- [Provided material]:

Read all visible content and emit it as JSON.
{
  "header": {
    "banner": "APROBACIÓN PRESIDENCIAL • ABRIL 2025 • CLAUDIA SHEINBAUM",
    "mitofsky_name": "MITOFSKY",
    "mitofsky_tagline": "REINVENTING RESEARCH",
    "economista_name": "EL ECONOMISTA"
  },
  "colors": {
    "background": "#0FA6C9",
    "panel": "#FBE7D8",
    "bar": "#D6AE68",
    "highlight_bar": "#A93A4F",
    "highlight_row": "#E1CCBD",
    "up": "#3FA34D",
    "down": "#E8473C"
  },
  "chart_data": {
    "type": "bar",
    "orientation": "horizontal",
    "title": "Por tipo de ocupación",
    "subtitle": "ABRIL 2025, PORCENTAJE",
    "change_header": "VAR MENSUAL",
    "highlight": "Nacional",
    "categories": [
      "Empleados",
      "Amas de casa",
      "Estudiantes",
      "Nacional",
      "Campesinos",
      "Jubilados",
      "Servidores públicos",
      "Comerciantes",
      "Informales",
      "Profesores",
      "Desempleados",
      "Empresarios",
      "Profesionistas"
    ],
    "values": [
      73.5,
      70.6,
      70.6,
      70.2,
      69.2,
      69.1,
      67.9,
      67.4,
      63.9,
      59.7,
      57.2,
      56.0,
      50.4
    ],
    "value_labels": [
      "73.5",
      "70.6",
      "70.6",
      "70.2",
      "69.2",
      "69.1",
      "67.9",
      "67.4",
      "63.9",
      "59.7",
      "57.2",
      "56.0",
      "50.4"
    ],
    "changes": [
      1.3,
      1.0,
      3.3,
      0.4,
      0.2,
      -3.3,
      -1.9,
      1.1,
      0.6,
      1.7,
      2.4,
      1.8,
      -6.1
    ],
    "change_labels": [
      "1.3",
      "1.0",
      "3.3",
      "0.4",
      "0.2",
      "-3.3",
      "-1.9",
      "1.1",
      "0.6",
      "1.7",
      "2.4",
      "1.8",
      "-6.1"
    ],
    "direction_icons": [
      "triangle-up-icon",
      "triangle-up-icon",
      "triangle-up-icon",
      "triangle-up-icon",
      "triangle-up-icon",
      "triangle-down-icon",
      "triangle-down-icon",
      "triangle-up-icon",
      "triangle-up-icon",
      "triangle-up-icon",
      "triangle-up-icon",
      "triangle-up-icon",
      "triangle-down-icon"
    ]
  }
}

- [Required work]:
Your task is to quote all of the data word for word.

- [Result of this exercise]:
Read all visible content and emit it as JSON.
{
  "header": {
    "banner": "APROBACIÓN PRESIDENCIAL • ABRIL 2025 • CLAUDIA SHEINBAUM",
    "mitofsky_name": "MITOFSKY",
    "mitofsky_tagline": "REINVENTING RESEARCH",
    "economista_name": "EL ECONOMISTA"
  },
  "colors": {
    "background": "#0FA6C9",
    "panel": "#FBE7D8",
    "bar": "#D6AE68",
    "highlight_bar": "#A93A4F",
    "highlight_row": "#E1CCBD",
    "up": "#3FA34D",
    "down": "#E8473C"
  },
  "chart_data": {
    "type": "bar",
    "orientation": "horizontal",
    "title": "Por tipo de ocupación",
    "subtitle": "ABRIL 2025, PORCENTAJE",
    "change_header": "VAR MENSUAL",
    "highlight": "Nacional",
    "categories": [
      "Empleados",
      "Amas de casa",
      "Estudiantes",
      "Nacional",
      "Campesinos",
      "Jubilados",
      "Servidores públicos",
      "Comerciantes",
      "Informales",
      "Profesores",
      "Desempleados",
      "Empresarios",
      "Profesionistas"
    ],
    "values": [
      73.5,
      70.6,
      70.6,
      70.2,
      69.2,
      69.1,
      67.9,
      67.4,
      63.9,
      59.7,
      57.2,
      56.0,
      50.4
    ],
    "value_labels": [
      "73.5",
      "70.6",
      "70.6",
      "70.2",
      "69.2",
      "69.1",
      "67.9",
      "67.4",
      "63.9",
      "59.7",
      "57.2",
      "56.0",
      "50.4"
    ],
    "changes": [
      1.3,
      1.0,
      3.3,
      0.4,
      0.2,
      -3.3,
      -1.9,
      1.1,
      0.6,
      1.7,
      2.4,
      1.8,
      -6.1
    ],
    "change_labels": [
      "1.3",
      "1.0",
      "3.3",
      "0.4",
      "0.2",
      "-3.3",
      "-1.9",
      "1.1",
      "0.6",
      "1.7",
      "2.4",
      "1.8",
      "-6.1"
    ],
    "direction_icons": [
      "triangle-up-icon",
      "triangle-up-icon",
      "triangle-up-icon",
      "triangle-up-icon",
      "triangle-up-icon",
      "triangle-down-icon",
      "triangle-down-icon",
      "triangle-up-icon",
      "triangle-up-icon",
      "triangle-up-icon",
      "triangle-up-icon",
      "triangle-up-icon",
      "triangle-down-icon"
    ]
  }
}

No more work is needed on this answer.